Required work:
The line containing "Output a JSON" and every line after it, through the last, are to be extracted exactly; no other lines belong in the answer.

╭─ Exercise materials

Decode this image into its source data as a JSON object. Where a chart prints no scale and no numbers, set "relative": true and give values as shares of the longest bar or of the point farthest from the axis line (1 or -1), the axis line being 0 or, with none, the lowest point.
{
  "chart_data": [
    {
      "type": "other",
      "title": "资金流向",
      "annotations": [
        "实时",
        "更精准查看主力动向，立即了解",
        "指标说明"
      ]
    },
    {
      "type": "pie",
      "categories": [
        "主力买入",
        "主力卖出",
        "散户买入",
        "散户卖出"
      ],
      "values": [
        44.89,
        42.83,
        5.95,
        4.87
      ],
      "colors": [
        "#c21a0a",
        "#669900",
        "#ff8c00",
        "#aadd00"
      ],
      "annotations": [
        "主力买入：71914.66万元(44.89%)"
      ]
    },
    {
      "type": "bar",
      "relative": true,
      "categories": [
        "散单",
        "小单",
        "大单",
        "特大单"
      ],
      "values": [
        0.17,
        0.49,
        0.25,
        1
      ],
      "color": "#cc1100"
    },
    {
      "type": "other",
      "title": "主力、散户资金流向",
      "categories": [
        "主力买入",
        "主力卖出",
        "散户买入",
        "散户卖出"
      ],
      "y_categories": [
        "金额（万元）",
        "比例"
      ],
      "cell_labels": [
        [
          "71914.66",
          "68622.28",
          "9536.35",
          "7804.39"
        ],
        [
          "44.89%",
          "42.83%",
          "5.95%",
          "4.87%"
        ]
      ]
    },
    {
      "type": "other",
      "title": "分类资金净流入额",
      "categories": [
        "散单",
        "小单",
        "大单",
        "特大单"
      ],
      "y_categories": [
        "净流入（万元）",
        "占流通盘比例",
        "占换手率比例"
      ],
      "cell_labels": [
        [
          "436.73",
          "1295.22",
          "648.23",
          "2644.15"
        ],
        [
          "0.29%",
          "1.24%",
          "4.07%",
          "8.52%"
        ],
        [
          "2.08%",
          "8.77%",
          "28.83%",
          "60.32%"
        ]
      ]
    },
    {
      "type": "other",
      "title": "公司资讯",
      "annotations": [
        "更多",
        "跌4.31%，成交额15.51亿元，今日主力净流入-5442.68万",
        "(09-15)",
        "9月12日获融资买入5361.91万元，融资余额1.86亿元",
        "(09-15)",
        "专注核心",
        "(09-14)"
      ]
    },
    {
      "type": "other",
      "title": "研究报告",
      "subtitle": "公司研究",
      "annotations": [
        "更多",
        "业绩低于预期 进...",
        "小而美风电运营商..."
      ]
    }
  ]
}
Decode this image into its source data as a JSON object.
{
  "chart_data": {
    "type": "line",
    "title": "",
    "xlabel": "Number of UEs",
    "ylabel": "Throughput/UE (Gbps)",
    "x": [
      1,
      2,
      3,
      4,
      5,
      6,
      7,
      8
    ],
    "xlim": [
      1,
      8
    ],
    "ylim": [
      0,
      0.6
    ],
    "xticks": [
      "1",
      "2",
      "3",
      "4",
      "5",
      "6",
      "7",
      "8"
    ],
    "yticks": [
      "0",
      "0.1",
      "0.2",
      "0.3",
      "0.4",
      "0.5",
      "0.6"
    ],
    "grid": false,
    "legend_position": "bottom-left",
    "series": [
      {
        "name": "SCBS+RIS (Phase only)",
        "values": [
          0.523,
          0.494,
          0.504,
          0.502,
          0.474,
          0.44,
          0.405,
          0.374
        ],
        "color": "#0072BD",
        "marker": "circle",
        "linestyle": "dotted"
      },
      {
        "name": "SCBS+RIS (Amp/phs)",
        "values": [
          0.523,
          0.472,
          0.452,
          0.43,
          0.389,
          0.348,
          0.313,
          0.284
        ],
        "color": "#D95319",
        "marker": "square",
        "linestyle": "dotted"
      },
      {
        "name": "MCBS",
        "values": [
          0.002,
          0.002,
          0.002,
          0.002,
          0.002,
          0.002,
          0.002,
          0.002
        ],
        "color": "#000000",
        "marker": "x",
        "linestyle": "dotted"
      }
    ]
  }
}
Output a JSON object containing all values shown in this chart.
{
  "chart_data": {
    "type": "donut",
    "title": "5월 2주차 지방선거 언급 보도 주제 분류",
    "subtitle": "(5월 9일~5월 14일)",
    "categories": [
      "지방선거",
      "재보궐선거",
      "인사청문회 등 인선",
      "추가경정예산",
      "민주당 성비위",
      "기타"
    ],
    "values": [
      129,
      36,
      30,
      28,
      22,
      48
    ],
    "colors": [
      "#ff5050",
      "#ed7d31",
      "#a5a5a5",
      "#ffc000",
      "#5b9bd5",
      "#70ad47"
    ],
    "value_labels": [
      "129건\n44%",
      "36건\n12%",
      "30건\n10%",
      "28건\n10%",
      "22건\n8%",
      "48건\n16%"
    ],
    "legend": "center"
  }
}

╰─

Response:
Output a JSON object containing all values shown in this chart.
{
  "chart_data": {
    "type": "donut",
    "title": "5월 2주차 지방선거 언급 보도 주제 분류",
    "subtitle": "(5월 9일~5월 14일)",
    "categories": [
      "지방선거",
      "재보궐선거",
      "인사청문회 등 인선",
      "추가경정예산",
      "민주당 성비위",
      "기타"
    ],
    "values": [
      129,
      36,
      30,
      28,
      22,
      48
    ],
    "colors": [
      "#ff5050",
      "#ed7d31",
      "#a5a5a5",
      "#ffc000",
      "#5b9bd5",
      "#70ad47"
    ],
    "value_labels": [
      "129건\n44%",
      "36건\n12%",
      "30건\n10%",
      "28건\n10%",
      "22건\n8%",
      "48건\n16%"
    ],
    "legend": "center"
  }
}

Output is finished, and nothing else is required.